___ Records for the exercise ___

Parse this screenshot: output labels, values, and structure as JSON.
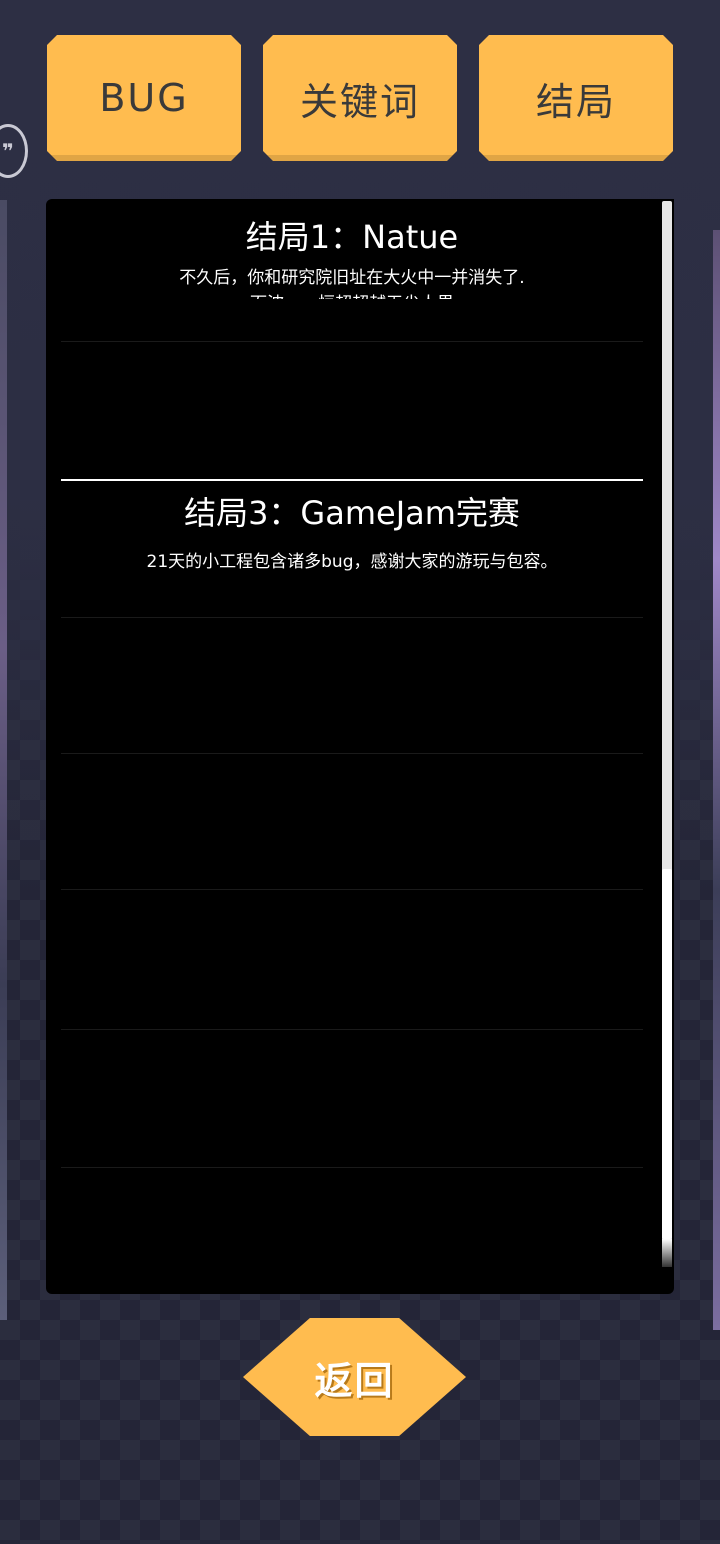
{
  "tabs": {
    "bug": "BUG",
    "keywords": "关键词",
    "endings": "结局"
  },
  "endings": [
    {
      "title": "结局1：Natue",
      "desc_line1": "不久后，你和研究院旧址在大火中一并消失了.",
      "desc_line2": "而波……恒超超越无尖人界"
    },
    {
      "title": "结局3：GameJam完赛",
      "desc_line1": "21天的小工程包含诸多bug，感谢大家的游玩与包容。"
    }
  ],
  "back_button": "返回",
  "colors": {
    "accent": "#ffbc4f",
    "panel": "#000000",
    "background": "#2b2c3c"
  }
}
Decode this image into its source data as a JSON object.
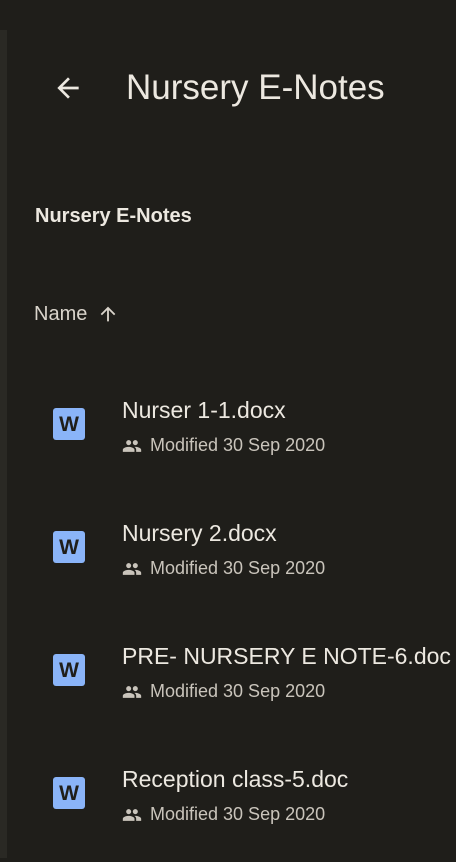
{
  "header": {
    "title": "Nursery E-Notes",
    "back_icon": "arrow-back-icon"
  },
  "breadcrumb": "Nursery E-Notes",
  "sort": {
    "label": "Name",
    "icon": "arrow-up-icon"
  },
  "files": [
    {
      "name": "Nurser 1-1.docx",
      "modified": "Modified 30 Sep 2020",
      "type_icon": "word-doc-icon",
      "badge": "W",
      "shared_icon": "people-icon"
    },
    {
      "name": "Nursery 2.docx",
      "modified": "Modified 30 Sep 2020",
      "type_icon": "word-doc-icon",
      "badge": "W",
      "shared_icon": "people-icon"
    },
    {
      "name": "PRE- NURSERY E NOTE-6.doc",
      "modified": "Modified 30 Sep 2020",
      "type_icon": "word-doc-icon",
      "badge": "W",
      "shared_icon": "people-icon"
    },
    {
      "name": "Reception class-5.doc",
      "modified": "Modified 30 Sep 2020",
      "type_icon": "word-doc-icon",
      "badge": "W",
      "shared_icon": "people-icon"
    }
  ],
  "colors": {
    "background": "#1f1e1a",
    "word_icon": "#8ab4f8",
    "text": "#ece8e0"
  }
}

___

**Work to be completed:** Using the records above, retype everything exactly except the pictures.

**Output of the task:**
Parse this screenshot: output labels, values, and structure as JSON.
{
  "tabs": {
    "bug": "BUG",
    "keywords": "关键词",
    "endings": "结局"
  },
  "endings": [
    {
      "title": "结局1：Natue",
      "desc_line1": "不久后，你和研究院旧址在大火中一并消失了.",
      "desc_line2": "而波……恒超超越无尖人界"
    },
    {
      "title": "结局3：GameJam完赛",
      "desc_line1": "21天的小工程包含诸多bug，感谢大家的游玩与包容。"
    }
  ],
  "back_button": "返回",
  "colors": {
    "accent": "#ffbc4f",
    "panel": "#000000",
    "background": "#2b2c3c"
  }
}
Decode this image into its source data as a JSON object.
{
  "header": {
    "title": "Nursery E-Notes",
    "back_icon": "arrow-back-icon"
  },
  "breadcrumb": "Nursery E-Notes",
  "sort": {
    "label": "Name",
    "icon": "arrow-up-icon"
  },
  "files": [
    {
      "name": "Nurser 1-1.docx",
      "modified": "Modified 30 Sep 2020",
      "type_icon": "word-doc-icon",
      "badge": "W",
      "shared_icon": "people-icon"
    },
    {
      "name": "Nursery 2.docx",
      "modified": "Modified 30 Sep 2020",
      "type_icon": "word-doc-icon",
      "badge": "W",
      "shared_icon": "people-icon"
    },
    {
      "name": "PRE- NURSERY E NOTE-6.doc",
      "modified": "Modified 30 Sep 2020",
      "type_icon": "word-doc-icon",
      "badge": "W",
      "shared_icon": "people-icon"
    },
    {
      "name": "Reception class-5.doc",
      "modified": "Modified 30 Sep 2020",
      "type_icon": "word-doc-icon",
      "badge": "W",
      "shared_icon": "people-icon"
    }
  ],
  "colors": {
    "background": "#1f1e1a",
    "word_icon": "#8ab4f8",
    "text": "#ece8e0"
  }
}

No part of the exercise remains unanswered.